— START OF Dataset extract —

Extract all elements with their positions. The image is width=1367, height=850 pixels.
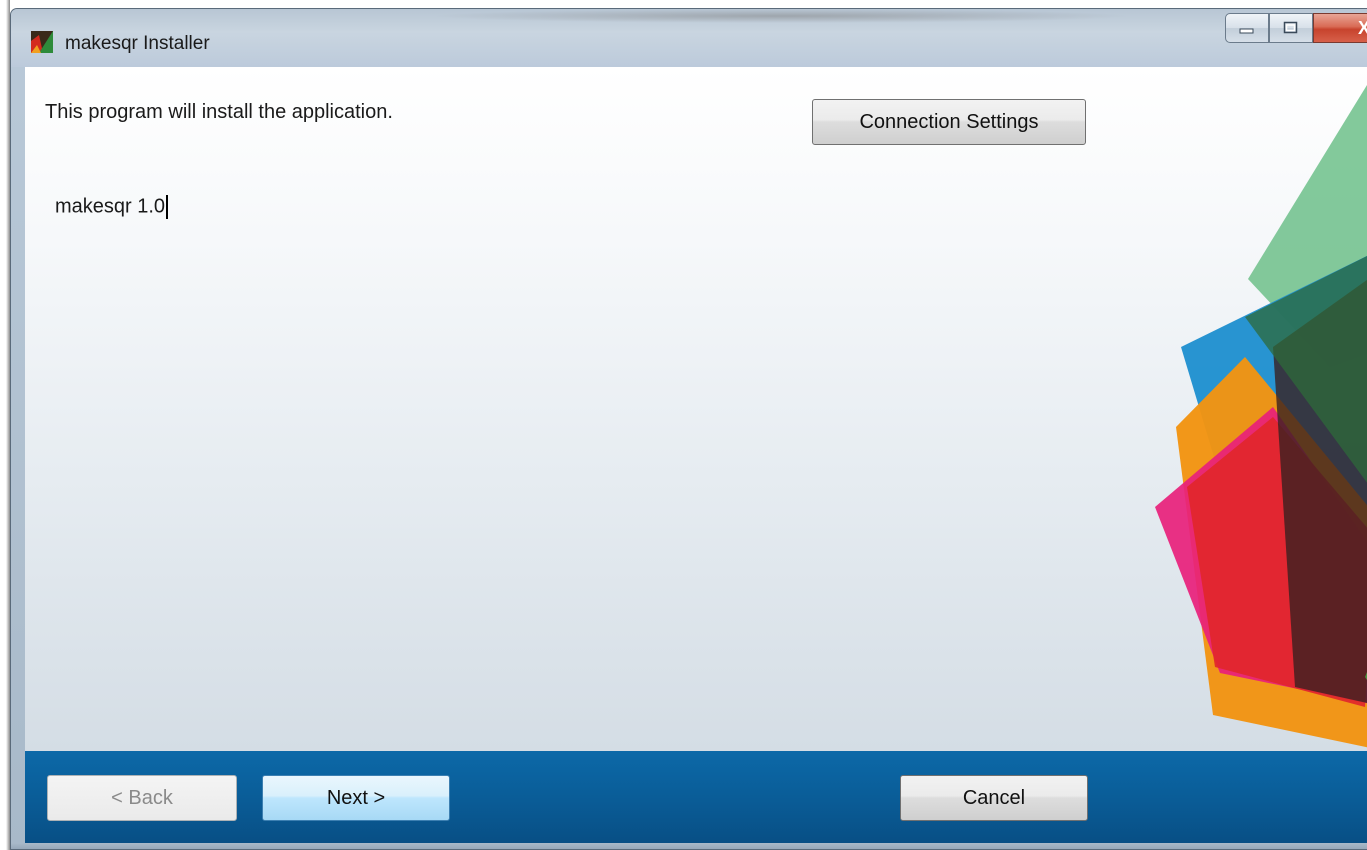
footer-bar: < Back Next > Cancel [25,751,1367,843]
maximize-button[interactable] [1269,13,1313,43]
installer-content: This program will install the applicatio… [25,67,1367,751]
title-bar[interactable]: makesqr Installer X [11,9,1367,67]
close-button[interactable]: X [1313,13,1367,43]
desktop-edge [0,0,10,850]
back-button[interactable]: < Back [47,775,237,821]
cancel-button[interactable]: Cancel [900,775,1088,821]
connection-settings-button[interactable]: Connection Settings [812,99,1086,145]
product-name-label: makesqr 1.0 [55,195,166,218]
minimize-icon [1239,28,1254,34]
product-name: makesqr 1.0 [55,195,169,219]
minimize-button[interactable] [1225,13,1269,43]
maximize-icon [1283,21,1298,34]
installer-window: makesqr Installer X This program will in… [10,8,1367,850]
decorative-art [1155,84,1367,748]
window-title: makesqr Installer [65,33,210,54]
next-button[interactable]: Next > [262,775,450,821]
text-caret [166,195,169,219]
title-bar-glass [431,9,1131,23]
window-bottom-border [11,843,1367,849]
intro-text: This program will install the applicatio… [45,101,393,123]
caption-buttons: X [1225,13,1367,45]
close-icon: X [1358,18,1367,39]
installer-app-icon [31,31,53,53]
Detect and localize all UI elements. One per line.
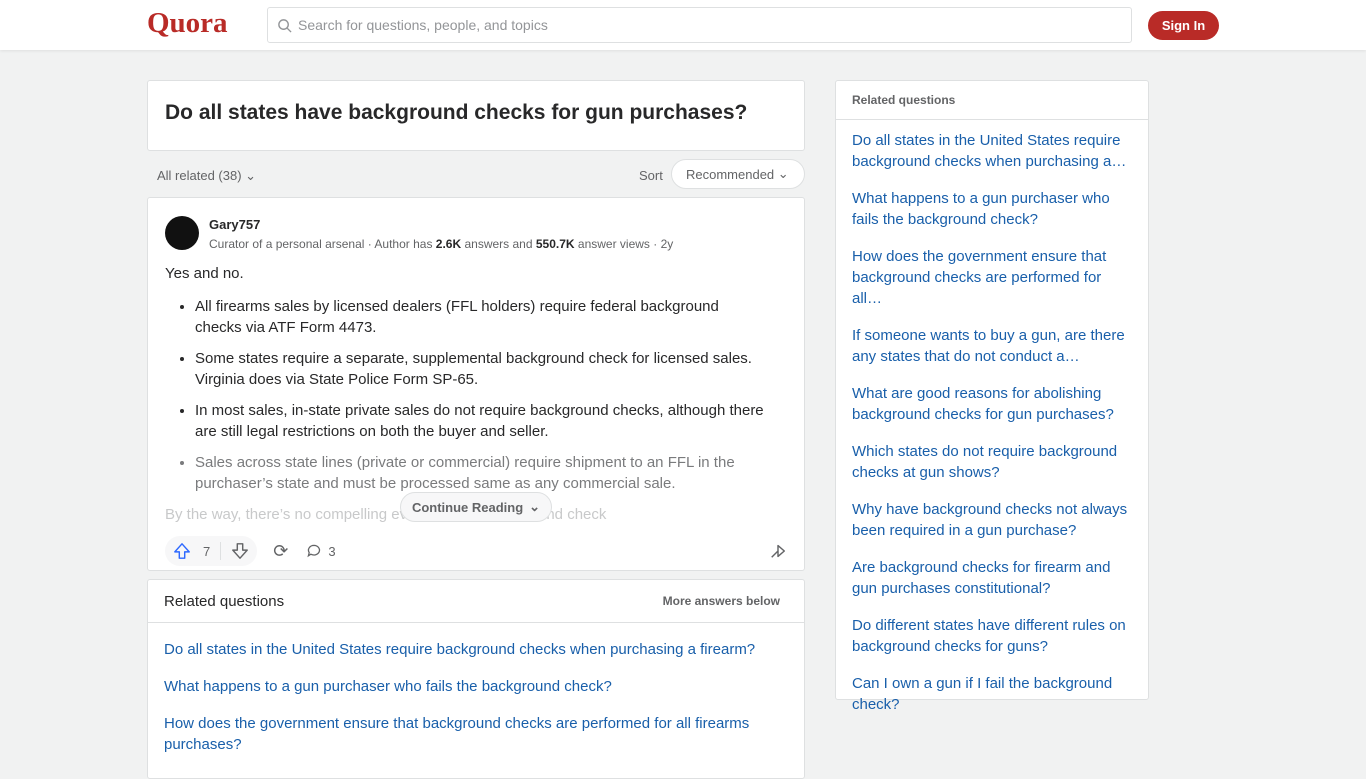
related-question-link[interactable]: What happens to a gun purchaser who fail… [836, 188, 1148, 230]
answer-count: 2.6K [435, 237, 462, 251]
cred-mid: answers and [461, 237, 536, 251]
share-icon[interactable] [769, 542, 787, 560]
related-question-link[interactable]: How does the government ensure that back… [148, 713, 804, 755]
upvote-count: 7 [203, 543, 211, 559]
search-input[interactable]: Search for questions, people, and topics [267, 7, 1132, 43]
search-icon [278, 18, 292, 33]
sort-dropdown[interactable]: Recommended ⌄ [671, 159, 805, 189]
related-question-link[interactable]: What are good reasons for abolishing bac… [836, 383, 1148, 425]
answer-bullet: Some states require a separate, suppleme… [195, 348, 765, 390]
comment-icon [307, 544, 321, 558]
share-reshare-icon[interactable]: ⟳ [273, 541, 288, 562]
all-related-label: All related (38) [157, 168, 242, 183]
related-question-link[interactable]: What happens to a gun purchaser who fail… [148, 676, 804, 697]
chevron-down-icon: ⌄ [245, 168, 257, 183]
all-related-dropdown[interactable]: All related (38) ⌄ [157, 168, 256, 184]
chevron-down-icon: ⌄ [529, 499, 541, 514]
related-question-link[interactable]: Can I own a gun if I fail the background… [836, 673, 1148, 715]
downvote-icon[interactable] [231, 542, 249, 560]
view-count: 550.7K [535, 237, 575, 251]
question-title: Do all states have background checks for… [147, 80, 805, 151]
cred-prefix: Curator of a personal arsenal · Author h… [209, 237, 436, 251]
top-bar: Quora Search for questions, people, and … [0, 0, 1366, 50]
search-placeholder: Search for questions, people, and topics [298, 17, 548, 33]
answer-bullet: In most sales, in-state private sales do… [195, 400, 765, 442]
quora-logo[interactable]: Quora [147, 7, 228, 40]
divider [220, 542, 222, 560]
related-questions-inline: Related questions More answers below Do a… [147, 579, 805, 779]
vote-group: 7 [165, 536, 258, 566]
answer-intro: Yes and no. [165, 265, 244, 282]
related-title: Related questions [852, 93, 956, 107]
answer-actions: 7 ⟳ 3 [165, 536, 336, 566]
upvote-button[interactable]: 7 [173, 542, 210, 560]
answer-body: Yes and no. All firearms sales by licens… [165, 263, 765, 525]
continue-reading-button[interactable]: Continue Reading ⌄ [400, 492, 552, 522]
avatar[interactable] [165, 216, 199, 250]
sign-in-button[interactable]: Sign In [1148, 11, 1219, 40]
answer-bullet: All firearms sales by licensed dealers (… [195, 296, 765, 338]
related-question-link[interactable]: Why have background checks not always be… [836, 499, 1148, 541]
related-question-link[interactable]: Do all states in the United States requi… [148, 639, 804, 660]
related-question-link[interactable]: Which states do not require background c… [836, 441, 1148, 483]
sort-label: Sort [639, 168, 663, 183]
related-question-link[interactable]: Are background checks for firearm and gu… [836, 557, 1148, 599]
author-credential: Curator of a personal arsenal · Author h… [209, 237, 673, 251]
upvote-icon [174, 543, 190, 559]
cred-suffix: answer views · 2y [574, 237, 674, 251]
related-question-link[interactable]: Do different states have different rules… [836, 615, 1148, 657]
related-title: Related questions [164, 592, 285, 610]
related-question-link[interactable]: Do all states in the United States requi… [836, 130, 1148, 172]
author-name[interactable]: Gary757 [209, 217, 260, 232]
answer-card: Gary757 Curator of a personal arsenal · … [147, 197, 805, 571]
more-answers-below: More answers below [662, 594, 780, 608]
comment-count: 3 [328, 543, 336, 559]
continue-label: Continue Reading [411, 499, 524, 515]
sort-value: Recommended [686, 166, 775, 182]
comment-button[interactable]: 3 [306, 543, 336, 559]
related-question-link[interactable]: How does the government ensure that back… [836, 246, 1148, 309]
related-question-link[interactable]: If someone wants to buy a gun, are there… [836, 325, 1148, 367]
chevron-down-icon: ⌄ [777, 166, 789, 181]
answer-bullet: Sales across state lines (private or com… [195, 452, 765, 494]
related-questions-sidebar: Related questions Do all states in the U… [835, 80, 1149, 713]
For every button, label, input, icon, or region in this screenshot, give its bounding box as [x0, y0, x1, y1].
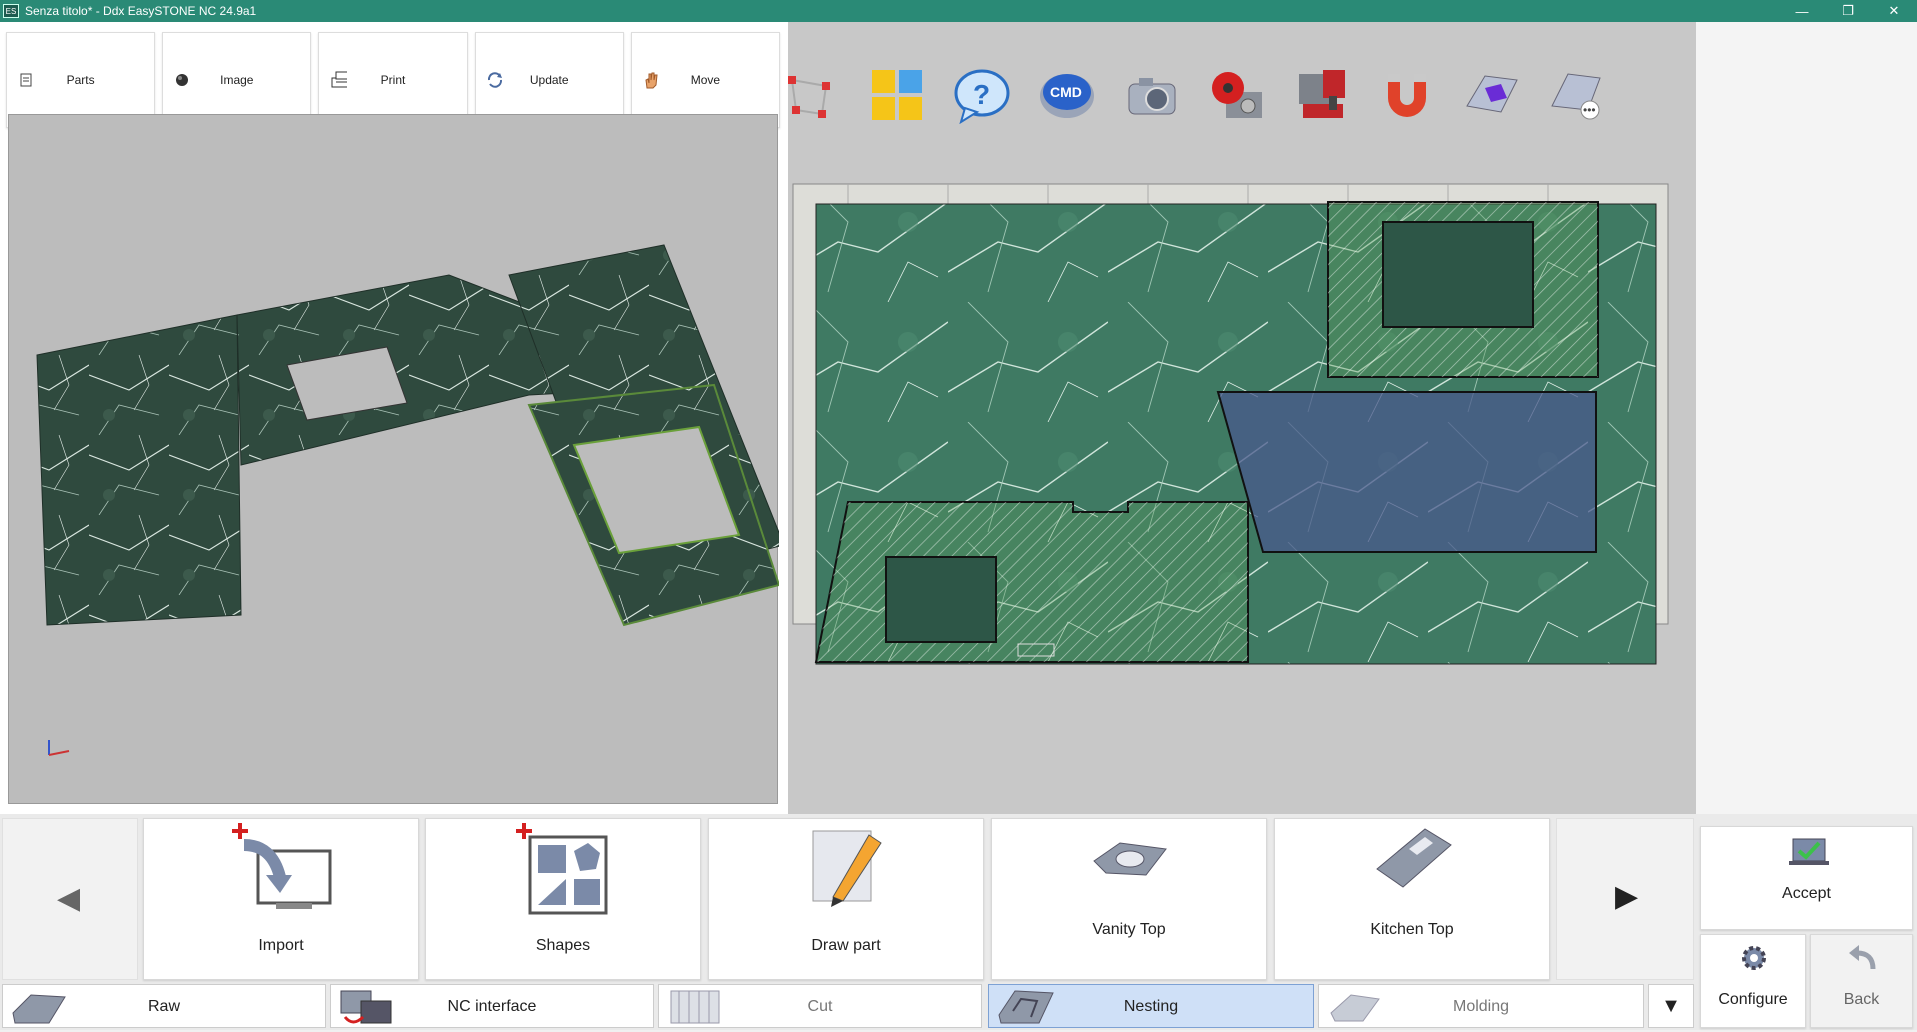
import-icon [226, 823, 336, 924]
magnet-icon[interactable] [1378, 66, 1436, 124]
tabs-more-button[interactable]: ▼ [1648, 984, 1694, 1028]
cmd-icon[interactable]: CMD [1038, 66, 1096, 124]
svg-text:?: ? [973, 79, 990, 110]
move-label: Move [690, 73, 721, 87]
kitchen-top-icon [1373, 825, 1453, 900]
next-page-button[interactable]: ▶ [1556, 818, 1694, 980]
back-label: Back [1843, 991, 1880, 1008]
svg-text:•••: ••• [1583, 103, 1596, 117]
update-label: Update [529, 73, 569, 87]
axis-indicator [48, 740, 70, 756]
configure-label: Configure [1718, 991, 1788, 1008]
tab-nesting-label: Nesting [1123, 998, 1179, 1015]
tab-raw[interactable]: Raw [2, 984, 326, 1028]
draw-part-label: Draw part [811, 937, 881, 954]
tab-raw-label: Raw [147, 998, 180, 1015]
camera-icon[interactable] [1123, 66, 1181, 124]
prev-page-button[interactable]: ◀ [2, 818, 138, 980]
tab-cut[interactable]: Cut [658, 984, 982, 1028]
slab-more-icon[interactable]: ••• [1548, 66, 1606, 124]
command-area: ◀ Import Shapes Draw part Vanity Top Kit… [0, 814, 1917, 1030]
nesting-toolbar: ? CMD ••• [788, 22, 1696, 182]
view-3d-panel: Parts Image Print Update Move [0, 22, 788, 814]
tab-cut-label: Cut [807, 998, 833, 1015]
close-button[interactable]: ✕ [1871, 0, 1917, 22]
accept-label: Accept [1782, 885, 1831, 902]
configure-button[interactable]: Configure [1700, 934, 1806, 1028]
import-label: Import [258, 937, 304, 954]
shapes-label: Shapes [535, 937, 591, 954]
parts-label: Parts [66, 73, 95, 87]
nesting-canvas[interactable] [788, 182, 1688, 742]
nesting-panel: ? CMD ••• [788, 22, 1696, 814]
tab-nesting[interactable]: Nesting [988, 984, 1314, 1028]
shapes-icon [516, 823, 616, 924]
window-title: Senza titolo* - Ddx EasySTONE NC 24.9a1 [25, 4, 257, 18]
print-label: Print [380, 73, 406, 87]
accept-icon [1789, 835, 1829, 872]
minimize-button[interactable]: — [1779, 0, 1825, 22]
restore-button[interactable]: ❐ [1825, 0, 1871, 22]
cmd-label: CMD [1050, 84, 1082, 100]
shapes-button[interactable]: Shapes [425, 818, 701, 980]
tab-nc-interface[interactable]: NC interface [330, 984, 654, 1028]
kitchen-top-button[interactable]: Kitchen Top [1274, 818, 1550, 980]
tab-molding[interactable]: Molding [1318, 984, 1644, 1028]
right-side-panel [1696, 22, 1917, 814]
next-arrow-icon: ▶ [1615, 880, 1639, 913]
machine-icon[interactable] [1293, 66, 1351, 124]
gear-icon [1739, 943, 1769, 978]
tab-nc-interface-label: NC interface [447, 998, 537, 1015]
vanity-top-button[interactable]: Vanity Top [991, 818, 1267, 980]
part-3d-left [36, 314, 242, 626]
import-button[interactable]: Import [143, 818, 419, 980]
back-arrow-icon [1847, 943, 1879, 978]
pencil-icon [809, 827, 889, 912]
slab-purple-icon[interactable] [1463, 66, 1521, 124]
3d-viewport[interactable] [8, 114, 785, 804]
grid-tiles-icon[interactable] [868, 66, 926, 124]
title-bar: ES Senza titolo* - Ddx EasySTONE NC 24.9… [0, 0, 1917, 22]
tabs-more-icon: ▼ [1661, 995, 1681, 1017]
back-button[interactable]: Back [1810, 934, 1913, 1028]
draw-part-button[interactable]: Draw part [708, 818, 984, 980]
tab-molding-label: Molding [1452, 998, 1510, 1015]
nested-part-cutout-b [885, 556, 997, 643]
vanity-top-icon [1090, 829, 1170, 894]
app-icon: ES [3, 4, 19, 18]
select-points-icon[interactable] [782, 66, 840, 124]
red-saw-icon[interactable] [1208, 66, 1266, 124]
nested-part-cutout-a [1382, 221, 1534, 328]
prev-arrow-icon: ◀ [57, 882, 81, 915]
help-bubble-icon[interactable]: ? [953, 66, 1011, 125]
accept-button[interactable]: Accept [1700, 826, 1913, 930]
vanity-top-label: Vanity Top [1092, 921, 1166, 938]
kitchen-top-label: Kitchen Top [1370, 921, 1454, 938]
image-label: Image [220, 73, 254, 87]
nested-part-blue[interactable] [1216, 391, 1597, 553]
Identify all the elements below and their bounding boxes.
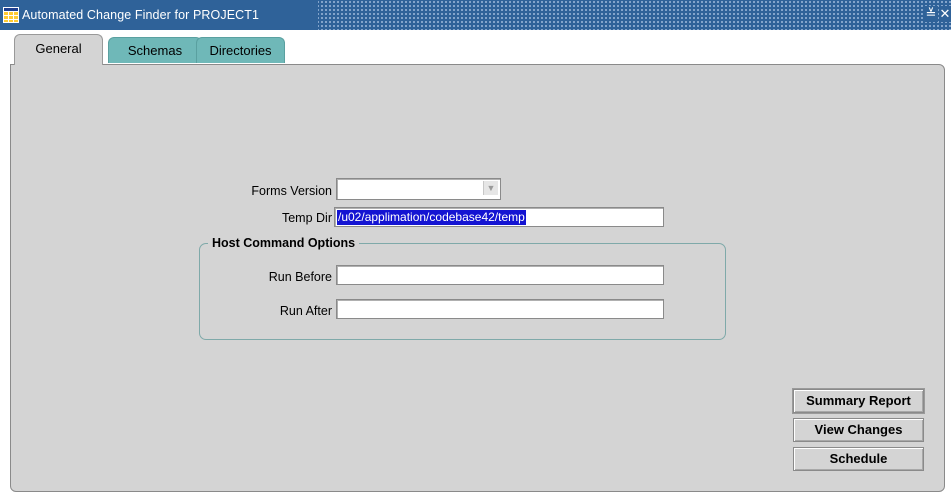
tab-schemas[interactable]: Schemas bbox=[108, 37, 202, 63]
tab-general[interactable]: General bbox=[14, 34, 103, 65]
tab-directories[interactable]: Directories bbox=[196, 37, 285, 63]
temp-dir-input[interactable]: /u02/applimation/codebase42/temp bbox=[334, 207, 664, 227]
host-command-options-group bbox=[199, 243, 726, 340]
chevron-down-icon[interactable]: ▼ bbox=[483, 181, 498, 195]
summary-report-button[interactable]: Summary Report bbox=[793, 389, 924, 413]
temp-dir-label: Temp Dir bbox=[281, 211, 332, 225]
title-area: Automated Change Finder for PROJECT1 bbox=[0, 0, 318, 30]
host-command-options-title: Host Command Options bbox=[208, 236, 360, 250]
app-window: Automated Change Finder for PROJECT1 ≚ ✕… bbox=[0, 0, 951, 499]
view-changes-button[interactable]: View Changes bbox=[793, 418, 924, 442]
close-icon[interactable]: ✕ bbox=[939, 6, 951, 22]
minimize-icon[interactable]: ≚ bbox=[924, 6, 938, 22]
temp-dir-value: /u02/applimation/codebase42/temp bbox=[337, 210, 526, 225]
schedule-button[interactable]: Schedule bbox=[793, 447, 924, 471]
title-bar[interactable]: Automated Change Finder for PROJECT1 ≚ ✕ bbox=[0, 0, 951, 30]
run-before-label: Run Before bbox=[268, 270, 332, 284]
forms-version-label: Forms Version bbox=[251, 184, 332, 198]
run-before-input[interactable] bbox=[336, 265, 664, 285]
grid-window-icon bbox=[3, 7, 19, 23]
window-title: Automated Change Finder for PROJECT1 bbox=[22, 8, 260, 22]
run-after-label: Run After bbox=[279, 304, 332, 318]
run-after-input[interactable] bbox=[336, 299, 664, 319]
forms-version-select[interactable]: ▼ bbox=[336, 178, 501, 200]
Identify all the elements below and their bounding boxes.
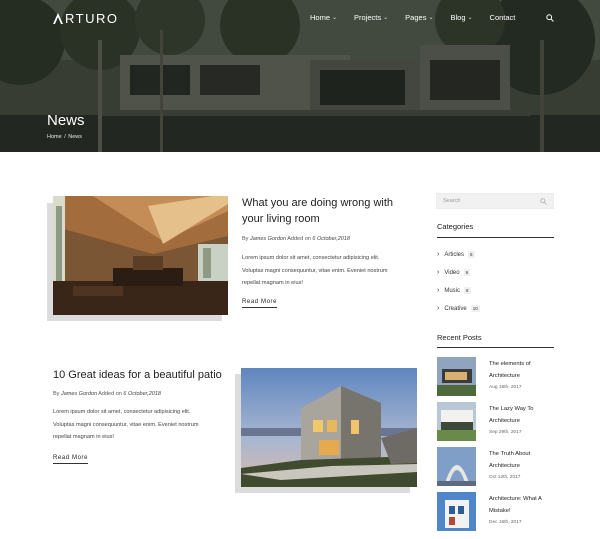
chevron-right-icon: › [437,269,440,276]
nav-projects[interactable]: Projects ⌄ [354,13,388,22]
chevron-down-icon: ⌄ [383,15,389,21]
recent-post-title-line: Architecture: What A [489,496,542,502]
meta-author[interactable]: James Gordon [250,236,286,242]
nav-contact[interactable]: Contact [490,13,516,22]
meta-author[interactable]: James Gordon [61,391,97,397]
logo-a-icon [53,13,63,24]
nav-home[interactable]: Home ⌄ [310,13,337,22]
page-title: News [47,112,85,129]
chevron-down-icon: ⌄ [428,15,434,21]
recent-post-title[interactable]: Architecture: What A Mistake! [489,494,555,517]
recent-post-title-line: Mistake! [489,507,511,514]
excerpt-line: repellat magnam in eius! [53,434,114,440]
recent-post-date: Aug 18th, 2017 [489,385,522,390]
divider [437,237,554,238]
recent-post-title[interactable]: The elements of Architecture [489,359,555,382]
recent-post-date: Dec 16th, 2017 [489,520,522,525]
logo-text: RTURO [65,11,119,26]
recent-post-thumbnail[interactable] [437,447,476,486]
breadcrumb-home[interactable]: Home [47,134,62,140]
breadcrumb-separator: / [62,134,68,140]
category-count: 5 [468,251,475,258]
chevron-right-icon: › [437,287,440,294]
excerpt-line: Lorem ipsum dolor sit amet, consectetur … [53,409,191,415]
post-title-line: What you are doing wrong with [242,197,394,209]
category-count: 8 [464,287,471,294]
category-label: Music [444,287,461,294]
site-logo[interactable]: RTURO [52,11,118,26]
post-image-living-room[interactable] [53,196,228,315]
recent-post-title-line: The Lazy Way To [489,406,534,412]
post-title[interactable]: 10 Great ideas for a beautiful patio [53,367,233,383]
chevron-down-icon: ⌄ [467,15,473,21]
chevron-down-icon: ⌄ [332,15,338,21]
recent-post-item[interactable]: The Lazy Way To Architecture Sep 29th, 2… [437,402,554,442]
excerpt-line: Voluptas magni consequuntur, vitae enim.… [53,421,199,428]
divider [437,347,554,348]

— END OF Dataset extract —

Short problem - Copy out, word for word, the stretch of the material from the line containing "import-icon [226, 823, 336, 924]" through the line containing "next-page-button[interactable]: ▶ [1556, 818, 1694, 980]".

Expected output -
import-icon [226, 823, 336, 924]
magnet-icon[interactable] [1378, 66, 1436, 124]
tabs-more-button[interactable]: ▼ [1648, 984, 1694, 1028]
cmd-icon[interactable]: CMD [1038, 66, 1096, 124]
svg-text:?: ? [973, 79, 990, 110]
move-label: Move [690, 73, 721, 87]
kitchen-top-icon [1373, 825, 1453, 900]
next-page-button[interactable]: ▶ [1556, 818, 1694, 980]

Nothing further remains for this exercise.